▶ _EXERCISE PROMPT_: For each line that holds "this", copy the line out.

▶ _RECORDS SHOWN_:
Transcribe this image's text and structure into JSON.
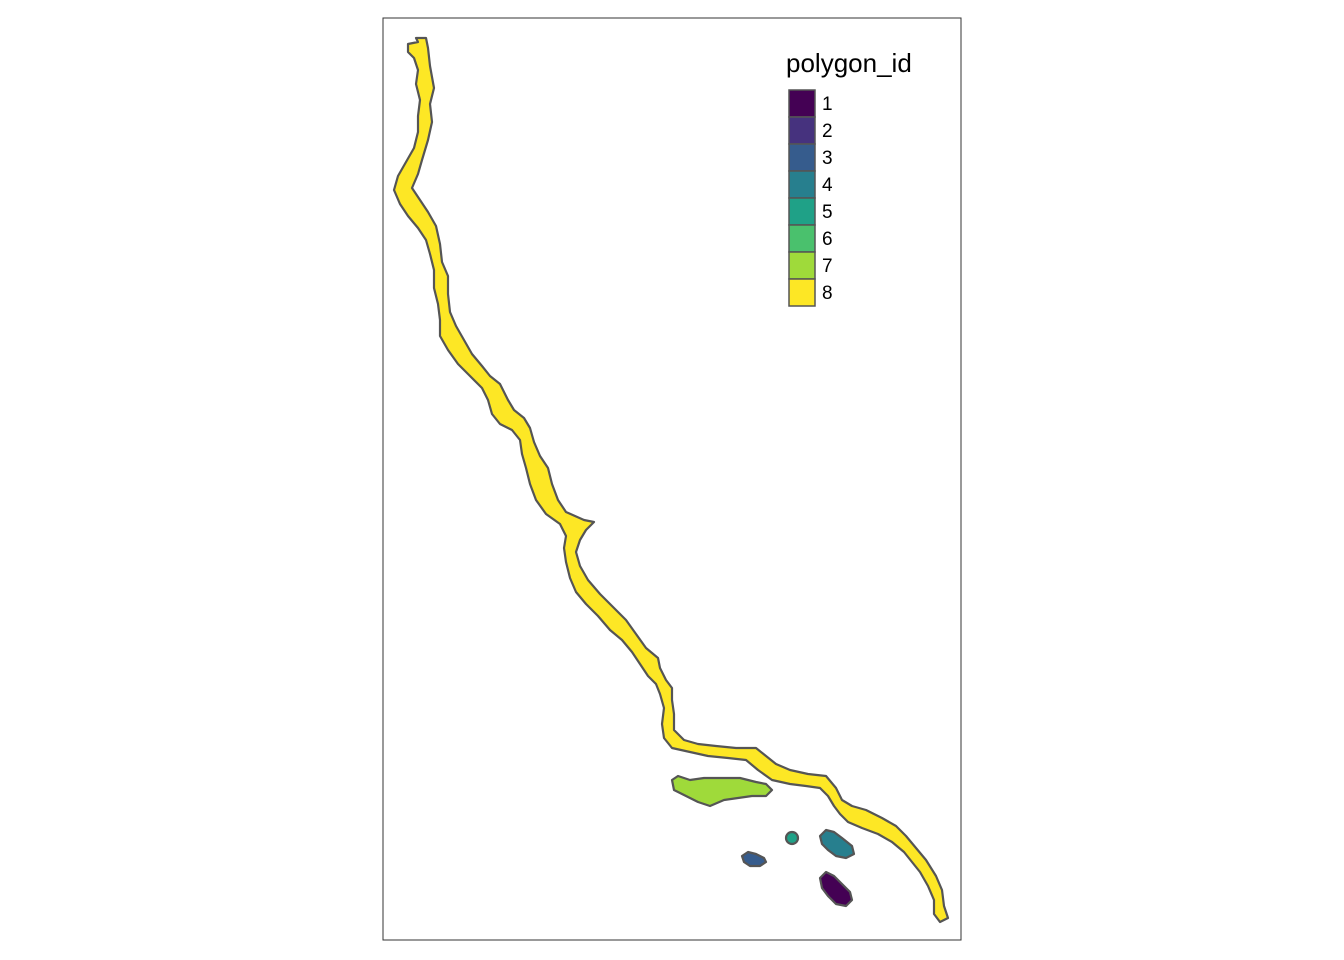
{
  "legend": {
    "title": "polygon_id",
    "entries": [
      {
        "label": "1",
        "color": "#440154"
      },
      {
        "label": "2",
        "color": "#46327E"
      },
      {
        "label": "3",
        "color": "#365C8D"
      },
      {
        "label": "4",
        "color": "#277F8E"
      },
      {
        "label": "5",
        "color": "#1FA187"
      },
      {
        "label": "6",
        "color": "#4AC16D"
      },
      {
        "label": "7",
        "color": "#9FDA3A"
      },
      {
        "label": "8",
        "color": "#FDE725"
      }
    ]
  },
  "polygons": [
    {
      "id": "1",
      "color": "#440154"
    },
    {
      "id": "3",
      "color": "#365C8D"
    },
    {
      "id": "4",
      "color": "#277F8E"
    },
    {
      "id": "5",
      "color": "#1FA187"
    },
    {
      "id": "7",
      "color": "#9FDA3A"
    },
    {
      "id": "8",
      "color": "#FDE725"
    }
  ]
}
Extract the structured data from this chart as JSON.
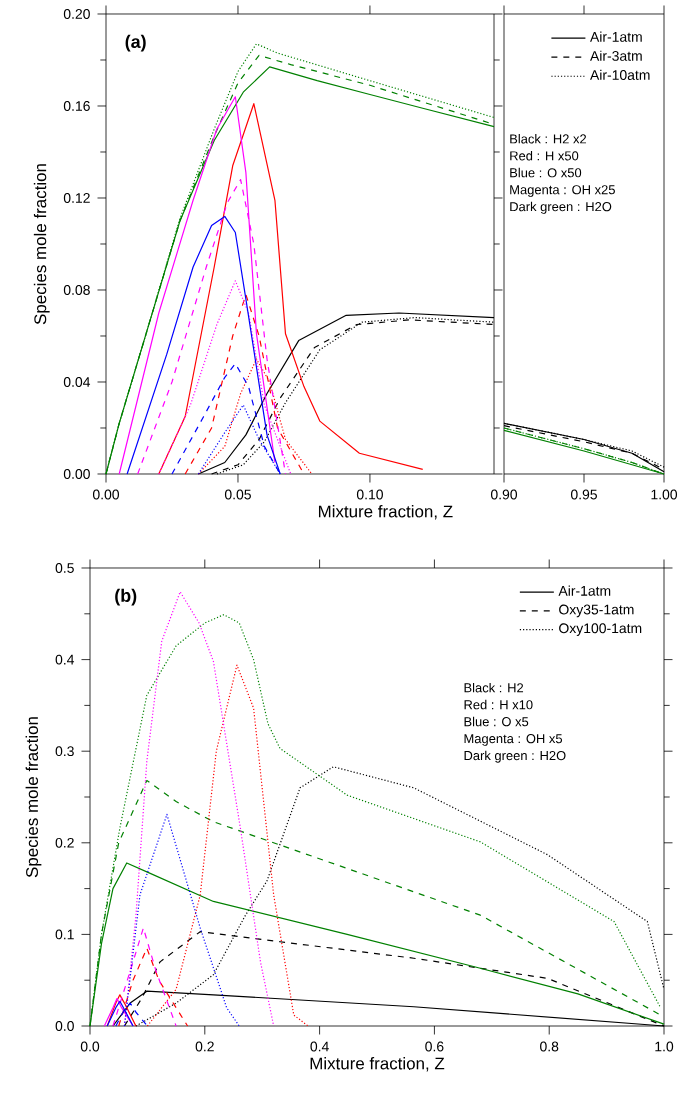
{
  "chart_data": [
    {
      "type": "line",
      "title": "(a)",
      "xlabel": "Mixture fraction, Z",
      "ylabel": "Species mole fraction",
      "xlim": [
        0,
        0.147
      ],
      "ylim": [
        0,
        0.2
      ],
      "xticks": [
        {
          "value": 0,
          "label": "0.00"
        },
        {
          "value": 0.05,
          "label": "0.05"
        },
        {
          "value": 0.1,
          "label": "0.10"
        }
      ],
      "yticks": [
        {
          "value": 0,
          "label": "0.00"
        },
        {
          "value": 0.04,
          "label": "0.04"
        },
        {
          "value": 0.08,
          "label": "0.08"
        },
        {
          "value": 0.12,
          "label": "0.12"
        },
        {
          "value": 0.16,
          "label": "0.16"
        },
        {
          "value": 0.2,
          "label": "0.20"
        }
      ],
      "series": [
        {
          "color": "#008000",
          "line_style": "solid",
          "x": [
            0,
            0.005,
            0.0152,
            0.028,
            0.041,
            0.052,
            0.062,
            0.08,
            0.1,
            0.12,
            0.147
          ],
          "values": [
            0,
            0.022,
            0.061,
            0.11,
            0.145,
            0.166,
            0.177,
            0.171,
            0.165,
            0.159,
            0.151
          ]
        },
        {
          "color": "#008000",
          "line_style": "dashed",
          "x": [
            0,
            0.005,
            0.0152,
            0.028,
            0.041,
            0.05,
            0.058,
            0.07,
            0.1,
            0.147
          ],
          "values": [
            0,
            0.022,
            0.061,
            0.11,
            0.147,
            0.17,
            0.182,
            0.178,
            0.169,
            0.152
          ]
        },
        {
          "color": "#008000",
          "line_style": "dotted",
          "x": [
            0,
            0.005,
            0.0152,
            0.028,
            0.041,
            0.05,
            0.057,
            0.065,
            0.1,
            0.147
          ],
          "values": [
            0,
            0.022,
            0.061,
            0.111,
            0.15,
            0.175,
            0.187,
            0.183,
            0.171,
            0.155
          ]
        },
        {
          "color": "#000000",
          "line_style": "solid",
          "x": [
            0.035,
            0.045,
            0.053,
            0.061,
            0.073,
            0.091,
            0.111,
            0.147
          ],
          "values": [
            0,
            0.005,
            0.017,
            0.035,
            0.058,
            0.069,
            0.07,
            0.068
          ]
        },
        {
          "color": "#000000",
          "line_style": "dashed",
          "x": [
            0.04,
            0.05,
            0.058,
            0.066,
            0.079,
            0.095,
            0.115,
            0.147
          ],
          "values": [
            0,
            0.004,
            0.015,
            0.033,
            0.055,
            0.065,
            0.067,
            0.065
          ]
        },
        {
          "color": "#000000",
          "line_style": "dotted",
          "x": [
            0.042,
            0.052,
            0.06,
            0.068,
            0.081,
            0.097,
            0.117,
            0.147
          ],
          "values": [
            0,
            0.004,
            0.014,
            0.031,
            0.054,
            0.066,
            0.068,
            0.066
          ]
        },
        {
          "color": "#ff0000",
          "line_style": "solid",
          "x": [
            0.02,
            0.03,
            0.041,
            0.048,
            0.056,
            0.064,
            0.068,
            0.075,
            0.081,
            0.096,
            0.12
          ],
          "values": [
            0,
            0.025,
            0.09,
            0.134,
            0.161,
            0.119,
            0.061,
            0.038,
            0.023,
            0.009,
            0.002
          ]
        },
        {
          "color": "#ff0000",
          "line_style": "dashed",
          "x": [
            0.03,
            0.04,
            0.048,
            0.053,
            0.058,
            0.065,
            0.075
          ],
          "values": [
            0,
            0.02,
            0.06,
            0.078,
            0.06,
            0.02,
            0
          ]
        },
        {
          "color": "#ff0000",
          "line_style": "dotted",
          "x": [
            0.035,
            0.045,
            0.051,
            0.057,
            0.062,
            0.068,
            0.078
          ],
          "values": [
            0,
            0.012,
            0.035,
            0.05,
            0.04,
            0.015,
            0
          ]
        },
        {
          "color": "#ff00ff",
          "line_style": "solid",
          "x": [
            0.005,
            0.02,
            0.033,
            0.042,
            0.049,
            0.053,
            0.057,
            0.064
          ],
          "values": [
            0,
            0.07,
            0.119,
            0.15,
            0.164,
            0.131,
            0.061,
            0.005
          ]
        },
        {
          "color": "#ff00ff",
          "line_style": "dashed",
          "x": [
            0.012,
            0.025,
            0.038,
            0.046,
            0.051,
            0.056,
            0.061,
            0.068
          ],
          "values": [
            0,
            0.04,
            0.09,
            0.118,
            0.128,
            0.1,
            0.05,
            0
          ]
        },
        {
          "color": "#ff00ff",
          "line_style": "dotted",
          "x": [
            0.02,
            0.032,
            0.042,
            0.049,
            0.054,
            0.06,
            0.07
          ],
          "values": [
            0,
            0.03,
            0.065,
            0.084,
            0.07,
            0.03,
            0
          ]
        },
        {
          "color": "#0000ff",
          "line_style": "solid",
          "x": [
            0.008,
            0.023,
            0.033,
            0.04,
            0.045,
            0.049,
            0.053,
            0.061,
            0.066
          ],
          "values": [
            0,
            0.052,
            0.09,
            0.108,
            0.112,
            0.105,
            0.076,
            0.017,
            0
          ]
        },
        {
          "color": "#0000ff",
          "line_style": "dashed",
          "x": [
            0.025,
            0.037,
            0.045,
            0.049,
            0.054,
            0.06,
            0.066
          ],
          "values": [
            0,
            0.025,
            0.042,
            0.048,
            0.038,
            0.012,
            0
          ]
        },
        {
          "color": "#0000ff",
          "line_style": "dotted",
          "x": [
            0.035,
            0.045,
            0.052,
            0.058,
            0.066
          ],
          "values": [
            0,
            0.018,
            0.03,
            0.015,
            0
          ]
        }
      ]
    },
    {
      "type": "line",
      "xlim": [
        0.9,
        1.0
      ],
      "ylim": [
        0,
        0.2
      ],
      "tick_labels": "x",
      "legend": "top right",
      "xticks": [
        {
          "value": 0.9,
          "label": "0.90"
        },
        {
          "value": 0.95,
          "label": "0.95"
        },
        {
          "value": 1.0,
          "label": "1.00"
        }
      ],
      "annotations": [
        "Black : H2 x2",
        "Red : H x50",
        "Blue : O x50",
        "Magenta : OH x25",
        "Dark green : H2O"
      ],
      "series": [
        {
          "name": "Air-1atm",
          "color": "#000000",
          "line_style": "solid",
          "x": [
            0.9,
            0.95,
            0.98,
            1.0
          ],
          "values": [
            0.022,
            0.015,
            0.009,
            0.001
          ]
        },
        {
          "name": "Air-3atm",
          "color": "#000000",
          "line_style": "dashed",
          "x": [
            0.9,
            0.95,
            0.98,
            1.0
          ],
          "values": [
            0.021,
            0.014,
            0.009,
            0.002
          ]
        },
        {
          "name": "Air-10atm",
          "color": "#000000",
          "line_style": "dotted",
          "x": [
            0.9,
            0.95,
            0.98,
            1.0
          ],
          "values": [
            0.022,
            0.015,
            0.01,
            0.003
          ]
        },
        {
          "color": "#008000",
          "line_style": "solid",
          "x": [
            0.9,
            0.95,
            0.98,
            1.0
          ],
          "values": [
            0.019,
            0.01,
            0.004,
            0
          ]
        },
        {
          "color": "#008000",
          "line_style": "dashed",
          "x": [
            0.9,
            0.95,
            0.98,
            1.0
          ],
          "values": [
            0.02,
            0.011,
            0.005,
            0
          ]
        },
        {
          "color": "#008000",
          "line_style": "dotted",
          "x": [
            0.9,
            0.95,
            0.98,
            1.0
          ],
          "values": [
            0.02,
            0.011,
            0.005,
            0
          ]
        }
      ]
    },
    {
      "type": "line",
      "title": "(b)",
      "xlabel": "Mixture fraction, Z",
      "ylabel": "Species mole fraction",
      "xlim": [
        0,
        1
      ],
      "ylim": [
        0,
        0.5
      ],
      "legend": "top right",
      "xticks": [
        {
          "value": 0,
          "label": "0.0"
        },
        {
          "value": 0.2,
          "label": "0.2"
        },
        {
          "value": 0.4,
          "label": "0.4"
        },
        {
          "value": 0.6,
          "label": "0.6"
        },
        {
          "value": 0.8,
          "label": "0.8"
        },
        {
          "value": 1.0,
          "label": "1.0"
        }
      ],
      "yticks": [
        {
          "value": 0,
          "label": "0.0"
        },
        {
          "value": 0.1,
          "label": "0.1"
        },
        {
          "value": 0.2,
          "label": "0.2"
        },
        {
          "value": 0.3,
          "label": "0.3"
        },
        {
          "value": 0.4,
          "label": "0.4"
        },
        {
          "value": 0.5,
          "label": "0.5"
        }
      ],
      "annotations": [
        "Black : H2",
        "Red : H x10",
        "Blue : O x5",
        "Magenta : OH x5",
        "Dark green : H2O"
      ],
      "series": [
        {
          "name": "Air-1atm",
          "color": "#000000",
          "line_style": "solid",
          "x": [
            0.04,
            0.07,
            0.099,
            0.215,
            0.564,
            1.0
          ],
          "values": [
            0,
            0.025,
            0.038,
            0.034,
            0.021,
            0
          ]
        },
        {
          "name": "Oxy35-1atm",
          "color": "#000000",
          "line_style": "dashed",
          "x": [
            0.06,
            0.09,
            0.122,
            0.192,
            0.331,
            0.564,
            0.797,
            1.0
          ],
          "values": [
            0,
            0.03,
            0.07,
            0.103,
            0.092,
            0.074,
            0.052,
            0
          ]
        },
        {
          "name": "Oxy100-1atm",
          "color": "#000000",
          "line_style": "dotted",
          "x": [
            0.08,
            0.15,
            0.215,
            0.27,
            0.308,
            0.366,
            0.424,
            0.564,
            0.797,
            0.971,
            1.0
          ],
          "values": [
            0,
            0.025,
            0.056,
            0.12,
            0.158,
            0.26,
            0.283,
            0.26,
            0.187,
            0.114,
            0.04
          ]
        },
        {
          "color": "#008000",
          "line_style": "solid",
          "x": [
            0,
            0.02,
            0.04,
            0.064,
            0.1,
            0.215,
            0.448,
            0.68,
            0.85,
            1.0
          ],
          "values": [
            0,
            0.09,
            0.15,
            0.178,
            0.168,
            0.136,
            0.1,
            0.063,
            0.035,
            0.002
          ]
        },
        {
          "color": "#008000",
          "line_style": "dashed",
          "x": [
            0,
            0.02,
            0.05,
            0.099,
            0.15,
            0.215,
            0.448,
            0.68,
            0.994
          ],
          "values": [
            0,
            0.1,
            0.2,
            0.268,
            0.245,
            0.223,
            0.172,
            0.121,
            0.012
          ]
        },
        {
          "color": "#008000",
          "line_style": "dotted",
          "x": [
            0,
            0.02,
            0.052,
            0.099,
            0.15,
            0.2,
            0.233,
            0.26,
            0.285,
            0.31,
            0.331,
            0.448,
            0.68,
            0.913,
            0.994
          ],
          "values": [
            0,
            0.1,
            0.216,
            0.361,
            0.415,
            0.44,
            0.449,
            0.44,
            0.4,
            0.33,
            0.303,
            0.252,
            0.201,
            0.114,
            0.02
          ]
        },
        {
          "color": "#ff0000",
          "line_style": "solid",
          "x": [
            0.03,
            0.045,
            0.052,
            0.06,
            0.08
          ],
          "values": [
            0,
            0.025,
            0.034,
            0.025,
            0
          ]
        },
        {
          "color": "#ff0000",
          "line_style": "dashed",
          "x": [
            0.05,
            0.075,
            0.099,
            0.12,
            0.17
          ],
          "values": [
            0,
            0.05,
            0.085,
            0.05,
            0
          ]
        },
        {
          "color": "#ff0000",
          "line_style": "dotted",
          "x": [
            0.1,
            0.15,
            0.192,
            0.22,
            0.256,
            0.285,
            0.32,
            0.355,
            0.38
          ],
          "values": [
            0,
            0.04,
            0.143,
            0.3,
            0.394,
            0.347,
            0.143,
            0.012,
            0
          ]
        },
        {
          "color": "#ff00ff",
          "line_style": "solid",
          "x": [
            0.025,
            0.04,
            0.047,
            0.055,
            0.075
          ],
          "values": [
            0,
            0.02,
            0.03,
            0.02,
            0
          ]
        },
        {
          "color": "#ff00ff",
          "line_style": "dashed",
          "x": [
            0.04,
            0.07,
            0.093,
            0.115,
            0.15
          ],
          "values": [
            0,
            0.06,
            0.107,
            0.06,
            0
          ]
        },
        {
          "color": "#ff00ff",
          "line_style": "dotted",
          "x": [
            0.06,
            0.08,
            0.099,
            0.125,
            0.157,
            0.19,
            0.215,
            0.262,
            0.297,
            0.32
          ],
          "values": [
            0,
            0.12,
            0.289,
            0.42,
            0.474,
            0.44,
            0.398,
            0.216,
            0.07,
            0
          ]
        },
        {
          "color": "#0000ff",
          "line_style": "solid",
          "x": [
            0.03,
            0.045,
            0.052,
            0.06,
            0.075
          ],
          "values": [
            0,
            0.02,
            0.027,
            0.018,
            0
          ]
        },
        {
          "color": "#0000ff",
          "line_style": "dashed",
          "x": [
            0.045,
            0.06,
            0.07,
            0.08,
            0.1
          ],
          "values": [
            0,
            0.018,
            0.025,
            0.015,
            0
          ]
        },
        {
          "color": "#0000ff",
          "line_style": "dotted",
          "x": [
            0.06,
            0.087,
            0.134,
            0.192,
            0.238,
            0.26
          ],
          "values": [
            0,
            0.143,
            0.231,
            0.107,
            0.02,
            0
          ]
        }
      ]
    }
  ]
}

▶ _SOLVED EXERCISE_:
Transcribe this image's text and structure into JSON.
Extract the structured data from this chart as JSON.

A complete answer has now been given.